§ **The problem**: Repeat what the lines below say, word for word, and skip every image.

Data entries
....

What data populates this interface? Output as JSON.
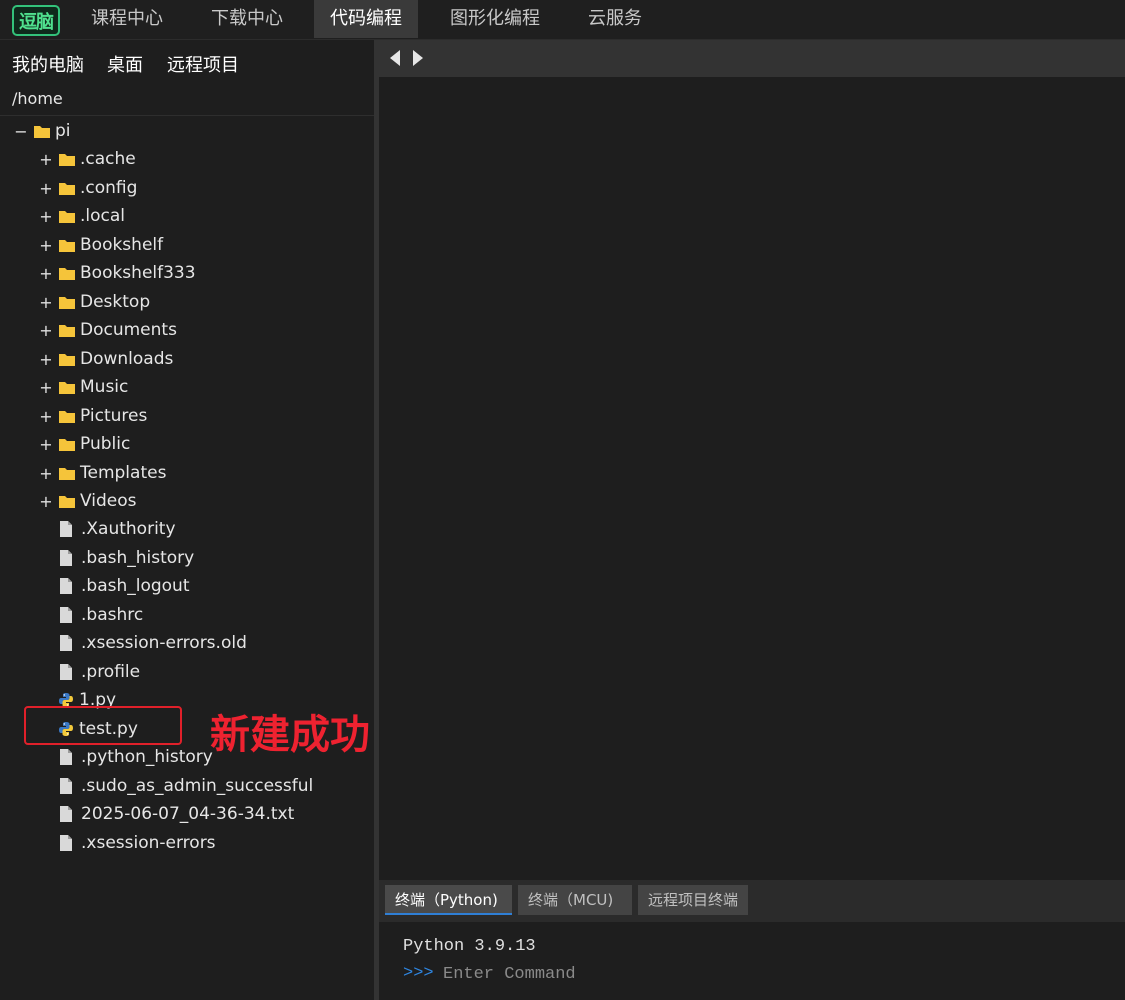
{
  "logo": {
    "text": "逗脑"
  },
  "nav": {
    "tabs": [
      {
        "label": "课程中心"
      },
      {
        "label": "下载中心"
      },
      {
        "label": "代码编程",
        "active": true
      },
      {
        "label": "图形化编程"
      },
      {
        "label": "云服务"
      }
    ]
  },
  "sidebar": {
    "source_tabs": [
      {
        "label": "我的电脑"
      },
      {
        "label": "桌面"
      },
      {
        "label": "远程项目"
      }
    ],
    "path": "/home",
    "root": {
      "label": "pi",
      "toggle": "−"
    },
    "folders": [
      {
        "label": ".cache",
        "toggle": "+"
      },
      {
        "label": ".config",
        "toggle": "+"
      },
      {
        "label": ".local",
        "toggle": "+"
      },
      {
        "label": "Bookshelf",
        "toggle": "+"
      },
      {
        "label": "Bookshelf333",
        "toggle": "+"
      },
      {
        "label": "Desktop",
        "toggle": "+"
      },
      {
        "label": "Documents",
        "toggle": "+"
      },
      {
        "label": "Downloads",
        "toggle": "+"
      },
      {
        "label": "Music",
        "toggle": "+"
      },
      {
        "label": "Pictures",
        "toggle": "+"
      },
      {
        "label": "Public",
        "toggle": "+"
      },
      {
        "label": "Templates",
        "toggle": "+"
      },
      {
        "label": "Videos",
        "toggle": "+"
      }
    ],
    "files": [
      {
        "label": ".Xauthority",
        "icon": "file-icon"
      },
      {
        "label": ".bash_history",
        "icon": "file-icon"
      },
      {
        "label": ".bash_logout",
        "icon": "file-icon"
      },
      {
        "label": ".bashrc",
        "icon": "file-icon"
      },
      {
        "label": ".xsession-errors.old",
        "icon": "file-icon"
      },
      {
        "label": ".profile",
        "icon": "file-icon"
      },
      {
        "label": "1.py",
        "icon": "python-icon"
      },
      {
        "label": "test.py",
        "icon": "python-icon"
      },
      {
        "label": ".python_history",
        "icon": "file-icon"
      },
      {
        "label": ".sudo_as_admin_successful",
        "icon": "file-icon"
      },
      {
        "label": "2025-06-07_04-36-34.txt",
        "icon": "file-icon"
      },
      {
        "label": ".xsession-errors",
        "icon": "file-icon"
      }
    ]
  },
  "annotation": {
    "text": "新建成功",
    "color": "#ee2230"
  },
  "terminal": {
    "tabs": [
      {
        "label": "终端（Python)",
        "active": true
      },
      {
        "label": "终端（MCU)"
      },
      {
        "label": "远程项目终端"
      }
    ],
    "output_line": "Python 3.9.13",
    "prompt": ">>>",
    "placeholder": "Enter Command"
  },
  "colors": {
    "accent": "#2f7fd6",
    "folder": "#f5c43a",
    "highlight": "#e0202a"
  }
}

....

§ **Answer**:
What data populates this interface? Output as JSON.
{
  "logo": {
    "text": "逗脑"
  },
  "nav": {
    "tabs": [
      {
        "label": "课程中心"
      },
      {
        "label": "下载中心"
      },
      {
        "label": "代码编程",
        "active": true
      },
      {
        "label": "图形化编程"
      },
      {
        "label": "云服务"
      }
    ]
  },
  "sidebar": {
    "source_tabs": [
      {
        "label": "我的电脑"
      },
      {
        "label": "桌面"
      },
      {
        "label": "远程项目"
      }
    ],
    "path": "/home",
    "root": {
      "label": "pi",
      "toggle": "−"
    },
    "folders": [
      {
        "label": ".cache",
        "toggle": "+"
      },
      {
        "label": ".config",
        "toggle": "+"
      },
      {
        "label": ".local",
        "toggle": "+"
      },
      {
        "label": "Bookshelf",
        "toggle": "+"
      },
      {
        "label": "Bookshelf333",
        "toggle": "+"
      },
      {
        "label": "Desktop",
        "toggle": "+"
      },
      {
        "label": "Documents",
        "toggle": "+"
      },
      {
        "label": "Downloads",
        "toggle": "+"
      },
      {
        "label": "Music",
        "toggle": "+"
      },
      {
        "label": "Pictures",
        "toggle": "+"
      },
      {
        "label": "Public",
        "toggle": "+"
      },
      {
        "label": "Templates",
        "toggle": "+"
      },
      {
        "label": "Videos",
        "toggle": "+"
      }
    ],
    "files": [
      {
        "label": ".Xauthority",
        "icon": "file-icon"
      },
      {
        "label": ".bash_history",
        "icon": "file-icon"
      },
      {
        "label": ".bash_logout",
        "icon": "file-icon"
      },
      {
        "label": ".bashrc",
        "icon": "file-icon"
      },
      {
        "label": ".xsession-errors.old",
        "icon": "file-icon"
      },
      {
        "label": ".profile",
        "icon": "file-icon"
      },
      {
        "label": "1.py",
        "icon": "python-icon"
      },
      {
        "label": "test.py",
        "icon": "python-icon"
      },
      {
        "label": ".python_history",
        "icon": "file-icon"
      },
      {
        "label": ".sudo_as_admin_successful",
        "icon": "file-icon"
      },
      {
        "label": "2025-06-07_04-36-34.txt",
        "icon": "file-icon"
      },
      {
        "label": ".xsession-errors",
        "icon": "file-icon"
      }
    ]
  },
  "annotation": {
    "text": "新建成功",
    "color": "#ee2230"
  },
  "terminal": {
    "tabs": [
      {
        "label": "终端（Python)",
        "active": true
      },
      {
        "label": "终端（MCU)"
      },
      {
        "label": "远程项目终端"
      }
    ],
    "output_line": "Python 3.9.13",
    "prompt": ">>>",
    "placeholder": "Enter Command"
  },
  "colors": {
    "accent": "#2f7fd6",
    "folder": "#f5c43a",
    "highlight": "#e0202a"
  }
}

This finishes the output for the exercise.